■ Problem to solve
From the records below, return every line containing the word "Energy".

-- Records for the task follows --

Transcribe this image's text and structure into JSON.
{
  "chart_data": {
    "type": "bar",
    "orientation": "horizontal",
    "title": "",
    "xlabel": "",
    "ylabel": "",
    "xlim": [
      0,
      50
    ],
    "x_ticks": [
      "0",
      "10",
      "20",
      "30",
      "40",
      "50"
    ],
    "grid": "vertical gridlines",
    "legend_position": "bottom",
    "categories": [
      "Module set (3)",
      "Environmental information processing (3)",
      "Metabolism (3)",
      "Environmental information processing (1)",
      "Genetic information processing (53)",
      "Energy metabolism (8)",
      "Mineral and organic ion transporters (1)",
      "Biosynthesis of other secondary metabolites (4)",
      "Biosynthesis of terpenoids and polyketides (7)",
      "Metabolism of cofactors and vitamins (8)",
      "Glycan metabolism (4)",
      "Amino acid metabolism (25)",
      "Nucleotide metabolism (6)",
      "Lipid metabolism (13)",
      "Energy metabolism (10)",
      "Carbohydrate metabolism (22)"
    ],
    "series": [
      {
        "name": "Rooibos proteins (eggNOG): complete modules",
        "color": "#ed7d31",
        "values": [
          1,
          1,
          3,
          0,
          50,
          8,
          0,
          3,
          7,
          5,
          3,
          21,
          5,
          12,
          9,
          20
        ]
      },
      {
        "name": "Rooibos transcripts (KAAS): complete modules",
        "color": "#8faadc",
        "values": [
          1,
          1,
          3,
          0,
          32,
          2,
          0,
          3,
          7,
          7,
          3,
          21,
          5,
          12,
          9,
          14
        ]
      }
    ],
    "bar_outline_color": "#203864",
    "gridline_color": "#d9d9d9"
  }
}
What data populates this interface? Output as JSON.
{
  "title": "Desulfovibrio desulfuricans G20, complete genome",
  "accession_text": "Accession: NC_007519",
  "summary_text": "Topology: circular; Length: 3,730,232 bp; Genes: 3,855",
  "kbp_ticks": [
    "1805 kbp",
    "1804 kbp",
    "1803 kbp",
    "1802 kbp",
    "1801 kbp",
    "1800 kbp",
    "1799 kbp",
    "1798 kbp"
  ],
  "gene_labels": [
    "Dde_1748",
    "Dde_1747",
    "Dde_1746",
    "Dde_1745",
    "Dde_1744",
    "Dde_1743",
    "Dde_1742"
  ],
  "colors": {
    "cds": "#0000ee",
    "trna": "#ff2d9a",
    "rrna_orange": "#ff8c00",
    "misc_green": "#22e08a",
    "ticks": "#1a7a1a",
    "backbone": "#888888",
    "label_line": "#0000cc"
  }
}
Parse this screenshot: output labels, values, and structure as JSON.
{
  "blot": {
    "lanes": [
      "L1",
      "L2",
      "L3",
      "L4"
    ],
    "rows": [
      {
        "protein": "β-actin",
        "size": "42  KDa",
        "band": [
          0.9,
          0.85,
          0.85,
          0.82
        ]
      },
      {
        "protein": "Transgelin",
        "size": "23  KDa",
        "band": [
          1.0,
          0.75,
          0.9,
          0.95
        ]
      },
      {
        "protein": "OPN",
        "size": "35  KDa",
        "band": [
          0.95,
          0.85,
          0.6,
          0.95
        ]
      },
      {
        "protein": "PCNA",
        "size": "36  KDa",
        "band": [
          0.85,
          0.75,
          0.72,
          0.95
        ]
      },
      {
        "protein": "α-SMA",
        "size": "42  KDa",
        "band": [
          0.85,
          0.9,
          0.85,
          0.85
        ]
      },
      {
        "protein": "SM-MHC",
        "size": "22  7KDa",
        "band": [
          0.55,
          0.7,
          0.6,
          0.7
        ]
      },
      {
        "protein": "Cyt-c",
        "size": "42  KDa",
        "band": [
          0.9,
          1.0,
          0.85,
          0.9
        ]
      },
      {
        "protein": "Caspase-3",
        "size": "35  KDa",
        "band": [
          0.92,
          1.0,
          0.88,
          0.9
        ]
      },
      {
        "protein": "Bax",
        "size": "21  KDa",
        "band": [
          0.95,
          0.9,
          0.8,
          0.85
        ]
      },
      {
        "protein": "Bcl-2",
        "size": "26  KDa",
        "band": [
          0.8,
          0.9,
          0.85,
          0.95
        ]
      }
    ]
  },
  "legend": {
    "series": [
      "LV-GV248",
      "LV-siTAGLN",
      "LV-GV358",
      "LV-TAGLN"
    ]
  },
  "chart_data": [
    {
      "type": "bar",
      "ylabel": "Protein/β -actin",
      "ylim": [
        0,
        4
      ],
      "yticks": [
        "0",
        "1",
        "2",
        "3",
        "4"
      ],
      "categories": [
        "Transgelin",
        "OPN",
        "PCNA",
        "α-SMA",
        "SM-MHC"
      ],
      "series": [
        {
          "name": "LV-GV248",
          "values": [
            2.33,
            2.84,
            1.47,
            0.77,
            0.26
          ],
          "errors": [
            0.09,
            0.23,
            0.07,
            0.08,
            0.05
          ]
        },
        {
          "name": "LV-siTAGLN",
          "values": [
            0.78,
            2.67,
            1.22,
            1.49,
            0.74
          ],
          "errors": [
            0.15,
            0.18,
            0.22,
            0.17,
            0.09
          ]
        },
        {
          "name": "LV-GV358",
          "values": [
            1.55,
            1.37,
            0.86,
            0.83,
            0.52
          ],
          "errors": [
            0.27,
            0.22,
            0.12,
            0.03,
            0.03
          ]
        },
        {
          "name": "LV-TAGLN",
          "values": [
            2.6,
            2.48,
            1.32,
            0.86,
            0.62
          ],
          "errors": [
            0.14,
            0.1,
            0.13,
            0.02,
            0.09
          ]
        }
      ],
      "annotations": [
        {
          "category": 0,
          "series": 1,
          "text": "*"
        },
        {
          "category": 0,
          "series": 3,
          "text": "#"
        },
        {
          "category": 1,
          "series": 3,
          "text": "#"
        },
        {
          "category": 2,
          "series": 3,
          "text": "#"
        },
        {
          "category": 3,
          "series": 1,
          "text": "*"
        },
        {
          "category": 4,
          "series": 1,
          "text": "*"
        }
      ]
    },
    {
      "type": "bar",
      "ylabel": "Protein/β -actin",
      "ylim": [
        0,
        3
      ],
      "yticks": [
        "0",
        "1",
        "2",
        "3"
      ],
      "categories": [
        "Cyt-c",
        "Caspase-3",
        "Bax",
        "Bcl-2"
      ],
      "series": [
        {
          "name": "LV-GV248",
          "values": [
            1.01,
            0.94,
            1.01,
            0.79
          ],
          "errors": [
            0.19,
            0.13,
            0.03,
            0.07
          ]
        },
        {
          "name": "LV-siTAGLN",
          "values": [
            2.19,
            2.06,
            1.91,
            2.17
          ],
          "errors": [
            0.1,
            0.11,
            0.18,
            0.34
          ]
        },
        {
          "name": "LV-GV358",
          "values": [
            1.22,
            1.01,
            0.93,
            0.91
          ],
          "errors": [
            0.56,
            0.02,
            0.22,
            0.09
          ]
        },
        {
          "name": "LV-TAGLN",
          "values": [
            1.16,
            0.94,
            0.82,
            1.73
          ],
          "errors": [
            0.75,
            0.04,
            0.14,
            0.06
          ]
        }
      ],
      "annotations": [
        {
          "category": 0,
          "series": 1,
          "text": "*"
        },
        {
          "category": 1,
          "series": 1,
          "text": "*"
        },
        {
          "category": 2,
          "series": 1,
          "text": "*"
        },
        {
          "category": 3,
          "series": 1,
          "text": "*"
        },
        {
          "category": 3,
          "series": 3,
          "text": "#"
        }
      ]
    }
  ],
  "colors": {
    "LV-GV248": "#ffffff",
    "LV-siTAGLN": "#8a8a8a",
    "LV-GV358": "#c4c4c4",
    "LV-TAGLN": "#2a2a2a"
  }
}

-- Records for the task concluded --

■ Result for this task
      "Energy metabolism (8)",
      "Energy metabolism (10)",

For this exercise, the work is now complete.